--- Begin RECORDS FOR THE EXERCISE ---

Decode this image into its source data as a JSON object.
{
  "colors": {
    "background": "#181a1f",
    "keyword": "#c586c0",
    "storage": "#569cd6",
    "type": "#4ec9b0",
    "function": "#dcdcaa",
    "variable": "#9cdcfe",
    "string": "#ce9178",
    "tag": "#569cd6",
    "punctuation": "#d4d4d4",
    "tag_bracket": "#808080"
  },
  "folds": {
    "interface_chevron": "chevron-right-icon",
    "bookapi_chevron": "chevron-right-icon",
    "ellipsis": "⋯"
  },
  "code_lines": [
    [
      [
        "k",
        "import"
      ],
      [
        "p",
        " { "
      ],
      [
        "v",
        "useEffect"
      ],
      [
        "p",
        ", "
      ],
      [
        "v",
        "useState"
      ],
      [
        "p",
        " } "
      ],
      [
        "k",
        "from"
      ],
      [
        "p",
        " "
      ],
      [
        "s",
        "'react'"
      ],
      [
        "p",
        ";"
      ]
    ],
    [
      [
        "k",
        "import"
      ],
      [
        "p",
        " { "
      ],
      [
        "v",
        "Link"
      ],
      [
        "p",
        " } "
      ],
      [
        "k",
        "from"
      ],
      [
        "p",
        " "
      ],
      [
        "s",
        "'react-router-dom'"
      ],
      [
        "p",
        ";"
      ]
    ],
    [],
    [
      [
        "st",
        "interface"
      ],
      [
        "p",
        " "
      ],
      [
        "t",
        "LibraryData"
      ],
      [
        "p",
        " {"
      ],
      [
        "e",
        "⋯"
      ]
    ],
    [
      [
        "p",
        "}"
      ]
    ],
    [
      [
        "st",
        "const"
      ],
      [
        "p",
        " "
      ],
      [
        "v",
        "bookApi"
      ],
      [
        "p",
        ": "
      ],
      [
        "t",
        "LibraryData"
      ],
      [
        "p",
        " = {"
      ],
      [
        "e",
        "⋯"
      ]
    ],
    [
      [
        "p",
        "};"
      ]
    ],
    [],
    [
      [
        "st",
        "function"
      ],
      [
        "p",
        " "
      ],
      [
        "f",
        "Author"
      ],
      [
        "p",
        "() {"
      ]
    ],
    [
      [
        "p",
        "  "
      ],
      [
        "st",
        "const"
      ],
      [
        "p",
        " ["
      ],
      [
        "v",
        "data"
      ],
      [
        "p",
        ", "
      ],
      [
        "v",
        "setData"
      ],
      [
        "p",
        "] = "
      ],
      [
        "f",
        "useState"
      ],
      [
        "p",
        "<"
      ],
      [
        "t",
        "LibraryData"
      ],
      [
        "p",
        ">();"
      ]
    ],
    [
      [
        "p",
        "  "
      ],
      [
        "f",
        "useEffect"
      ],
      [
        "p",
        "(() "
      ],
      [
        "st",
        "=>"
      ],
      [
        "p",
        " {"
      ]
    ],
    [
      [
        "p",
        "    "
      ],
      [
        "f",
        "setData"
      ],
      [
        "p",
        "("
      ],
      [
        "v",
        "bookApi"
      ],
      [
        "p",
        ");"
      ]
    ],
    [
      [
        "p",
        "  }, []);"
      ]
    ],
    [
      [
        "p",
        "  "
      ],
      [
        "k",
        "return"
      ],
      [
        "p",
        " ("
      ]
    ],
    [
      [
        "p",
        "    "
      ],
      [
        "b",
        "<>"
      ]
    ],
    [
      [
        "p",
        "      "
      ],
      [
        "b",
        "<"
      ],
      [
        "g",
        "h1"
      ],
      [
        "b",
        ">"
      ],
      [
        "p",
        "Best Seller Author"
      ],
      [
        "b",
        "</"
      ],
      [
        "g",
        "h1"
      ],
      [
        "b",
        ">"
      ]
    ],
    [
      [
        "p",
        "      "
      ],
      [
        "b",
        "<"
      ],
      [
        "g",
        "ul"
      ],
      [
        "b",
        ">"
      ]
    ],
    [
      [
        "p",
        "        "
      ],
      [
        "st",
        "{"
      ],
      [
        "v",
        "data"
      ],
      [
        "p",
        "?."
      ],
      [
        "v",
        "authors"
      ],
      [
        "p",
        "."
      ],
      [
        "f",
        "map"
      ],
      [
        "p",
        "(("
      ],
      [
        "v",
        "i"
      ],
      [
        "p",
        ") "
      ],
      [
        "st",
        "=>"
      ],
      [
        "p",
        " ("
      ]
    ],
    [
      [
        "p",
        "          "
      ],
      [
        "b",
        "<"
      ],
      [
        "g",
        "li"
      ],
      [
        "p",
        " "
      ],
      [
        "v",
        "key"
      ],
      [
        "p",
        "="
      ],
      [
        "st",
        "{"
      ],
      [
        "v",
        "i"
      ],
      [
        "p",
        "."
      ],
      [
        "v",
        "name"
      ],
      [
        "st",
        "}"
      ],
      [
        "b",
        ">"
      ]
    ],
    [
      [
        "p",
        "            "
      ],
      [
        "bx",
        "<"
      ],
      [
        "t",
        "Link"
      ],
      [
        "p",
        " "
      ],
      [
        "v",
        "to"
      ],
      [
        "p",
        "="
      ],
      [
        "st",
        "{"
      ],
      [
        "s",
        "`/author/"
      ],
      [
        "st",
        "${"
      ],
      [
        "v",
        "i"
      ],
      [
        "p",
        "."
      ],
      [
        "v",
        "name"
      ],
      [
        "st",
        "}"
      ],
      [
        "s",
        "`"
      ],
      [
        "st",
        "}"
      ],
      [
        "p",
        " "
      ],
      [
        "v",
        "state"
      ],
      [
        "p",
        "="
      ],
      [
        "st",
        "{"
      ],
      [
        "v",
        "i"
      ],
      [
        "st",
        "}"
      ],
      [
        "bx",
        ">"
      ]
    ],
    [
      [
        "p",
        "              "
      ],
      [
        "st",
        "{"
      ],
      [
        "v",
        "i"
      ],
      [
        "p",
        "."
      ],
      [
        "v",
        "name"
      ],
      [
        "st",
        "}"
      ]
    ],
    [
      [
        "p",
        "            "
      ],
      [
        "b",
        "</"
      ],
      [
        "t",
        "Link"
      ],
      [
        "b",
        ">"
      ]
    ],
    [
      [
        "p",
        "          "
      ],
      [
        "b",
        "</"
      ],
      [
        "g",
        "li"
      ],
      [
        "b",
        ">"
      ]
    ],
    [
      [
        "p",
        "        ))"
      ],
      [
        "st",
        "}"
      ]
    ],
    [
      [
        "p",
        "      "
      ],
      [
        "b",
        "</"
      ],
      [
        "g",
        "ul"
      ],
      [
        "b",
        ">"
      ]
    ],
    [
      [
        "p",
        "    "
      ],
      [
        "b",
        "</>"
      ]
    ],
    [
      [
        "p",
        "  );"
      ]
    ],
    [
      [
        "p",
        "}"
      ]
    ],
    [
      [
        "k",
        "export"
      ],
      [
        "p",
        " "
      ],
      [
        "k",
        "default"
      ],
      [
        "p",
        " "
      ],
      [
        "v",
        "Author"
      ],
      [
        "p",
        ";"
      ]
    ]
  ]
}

--- End RECORDS FOR THE EXERCISE ---

WHAT THIS TASK INVOLVES |
Output the complete data exactly as written.

ANSWER FOR THE TASK |
Decode this image into its source data as a JSON object.
{
  "colors": {
    "background": "#181a1f",
    "keyword": "#c586c0",
    "storage": "#569cd6",
    "type": "#4ec9b0",
    "function": "#dcdcaa",
    "variable": "#9cdcfe",
    "string": "#ce9178",
    "tag": "#569cd6",
    "punctuation": "#d4d4d4",
    "tag_bracket": "#808080"
  },
  "folds": {
    "interface_chevron": "chevron-right-icon",
    "bookapi_chevron": "chevron-right-icon",
    "ellipsis": "⋯"
  },
  "code_lines": [
    [
      [
        "k",
        "import"
      ],
      [
        "p",
        " { "
      ],
      [
        "v",
        "useEffect"
      ],
      [
        "p",
        ", "
      ],
      [
        "v",
        "useState"
      ],
      [
        "p",
        " } "
      ],
      [
        "k",
        "from"
      ],
      [
        "p",
        " "
      ],
      [
        "s",
        "'react'"
      ],
      [
        "p",
        ";"
      ]
    ],
    [
      [
        "k",
        "import"
      ],
      [
        "p",
        " { "
      ],
      [
        "v",
        "Link"
      ],
      [
        "p",
        " } "
      ],
      [
        "k",
        "from"
      ],
      [
        "p",
        " "
      ],
      [
        "s",
        "'react-router-dom'"
      ],
      [
        "p",
        ";"
      ]
    ],
    [],
    [
      [
        "st",
        "interface"
      ],
      [
        "p",
        " "
      ],
      [
        "t",
        "LibraryData"
      ],
      [
        "p",
        " {"
      ],
      [
        "e",
        "⋯"
      ]
    ],
    [
      [
        "p",
        "}"
      ]
    ],
    [
      [
        "st",
        "const"
      ],
      [
        "p",
        " "
      ],
      [
        "v",
        "bookApi"
      ],
      [
        "p",
        ": "
      ],
      [
        "t",
        "LibraryData"
      ],
      [
        "p",
        " = {"
      ],
      [
        "e",
        "⋯"
      ]
    ],
    [
      [
        "p",
        "};"
      ]
    ],
    [],
    [
      [
        "st",
        "function"
      ],
      [
        "p",
        " "
      ],
      [
        "f",
        "Author"
      ],
      [
        "p",
        "() {"
      ]
    ],
    [
      [
        "p",
        "  "
      ],
      [
        "st",
        "const"
      ],
      [
        "p",
        " ["
      ],
      [
        "v",
        "data"
      ],
      [
        "p",
        ", "
      ],
      [
        "v",
        "setData"
      ],
      [
        "p",
        "] = "
      ],
      [
        "f",
        "useState"
      ],
      [
        "p",
        "<"
      ],
      [
        "t",
        "LibraryData"
      ],
      [
        "p",
        ">();"
      ]
    ],
    [
      [
        "p",
        "  "
      ],
      [
        "f",
        "useEffect"
      ],
      [
        "p",
        "(() "
      ],
      [
        "st",
        "=>"
      ],
      [
        "p",
        " {"
      ]
    ],
    [
      [
        "p",
        "    "
      ],
      [
        "f",
        "setData"
      ],
      [
        "p",
        "("
      ],
      [
        "v",
        "bookApi"
      ],
      [
        "p",
        ");"
      ]
    ],
    [
      [
        "p",
        "  }, []);"
      ]
    ],
    [
      [
        "p",
        "  "
      ],
      [
        "k",
        "return"
      ],
      [
        "p",
        " ("
      ]
    ],
    [
      [
        "p",
        "    "
      ],
      [
        "b",
        "<>"
      ]
    ],
    [
      [
        "p",
        "      "
      ],
      [
        "b",
        "<"
      ],
      [
        "g",
        "h1"
      ],
      [
        "b",
        ">"
      ],
      [
        "p",
        "Best Seller Author"
      ],
      [
        "b",
        "</"
      ],
      [
        "g",
        "h1"
      ],
      [
        "b",
        ">"
      ]
    ],
    [
      [
        "p",
        "      "
      ],
      [
        "b",
        "<"
      ],
      [
        "g",
        "ul"
      ],
      [
        "b",
        ">"
      ]
    ],
    [
      [
        "p",
        "        "
      ],
      [
        "st",
        "{"
      ],
      [
        "v",
        "data"
      ],
      [
        "p",
        "?."
      ],
      [
        "v",
        "authors"
      ],
      [
        "p",
        "."
      ],
      [
        "f",
        "map"
      ],
      [
        "p",
        "(("
      ],
      [
        "v",
        "i"
      ],
      [
        "p",
        ") "
      ],
      [
        "st",
        "=>"
      ],
      [
        "p",
        " ("
      ]
    ],
    [
      [
        "p",
        "          "
      ],
      [
        "b",
        "<"
      ],
      [
        "g",
        "li"
      ],
      [
        "p",
        " "
      ],
      [
        "v",
        "key"
      ],
      [
        "p",
        "="
      ],
      [
        "st",
        "{"
      ],
      [
        "v",
        "i"
      ],
      [
        "p",
        "."
      ],
      [
        "v",
        "name"
      ],
      [
        "st",
        "}"
      ],
      [
        "b",
        ">"
      ]
    ],
    [
      [
        "p",
        "            "
      ],
      [
        "bx",
        "<"
      ],
      [
        "t",
        "Link"
      ],
      [
        "p",
        " "
      ],
      [
        "v",
        "to"
      ],
      [
        "p",
        "="
      ],
      [
        "st",
        "{"
      ],
      [
        "s",
        "`/author/"
      ],
      [
        "st",
        "${"
      ],
      [
        "v",
        "i"
      ],
      [
        "p",
        "."
      ],
      [
        "v",
        "name"
      ],
      [
        "st",
        "}"
      ],
      [
        "s",
        "`"
      ],
      [
        "st",
        "}"
      ],
      [
        "p",
        " "
      ],
      [
        "v",
        "state"
      ],
      [
        "p",
        "="
      ],
      [
        "st",
        "{"
      ],
      [
        "v",
        "i"
      ],
      [
        "st",
        "}"
      ],
      [
        "bx",
        ">"
      ]
    ],
    [
      [
        "p",
        "              "
      ],
      [
        "st",
        "{"
      ],
      [
        "v",
        "i"
      ],
      [
        "p",
        "."
      ],
      [
        "v",
        "name"
      ],
      [
        "st",
        "}"
      ]
    ],
    [
      [
        "p",
        "            "
      ],
      [
        "b",
        "</"
      ],
      [
        "t",
        "Link"
      ],
      [
        "b",
        ">"
      ]
    ],
    [
      [
        "p",
        "          "
      ],
      [
        "b",
        "</"
      ],
      [
        "g",
        "li"
      ],
      [
        "b",
        ">"
      ]
    ],
    [
      [
        "p",
        "        ))"
      ],
      [
        "st",
        "}"
      ]
    ],
    [
      [
        "p",
        "      "
      ],
      [
        "b",
        "</"
      ],
      [
        "g",
        "ul"
      ],
      [
        "b",
        ">"
      ]
    ],
    [
      [
        "p",
        "    "
      ],
      [
        "b",
        "</>"
      ]
    ],
    [
      [
        "p",
        "  );"
      ]
    ],
    [
      [
        "p",
        "}"
      ]
    ],
    [
      [
        "k",
        "export"
      ],
      [
        "p",
        " "
      ],
      [
        "k",
        "default"
      ],
      [
        "p",
        " "
      ],
      [
        "v",
        "Author"
      ],
      [
        "p",
        ";"
      ]
    ]
  ]
}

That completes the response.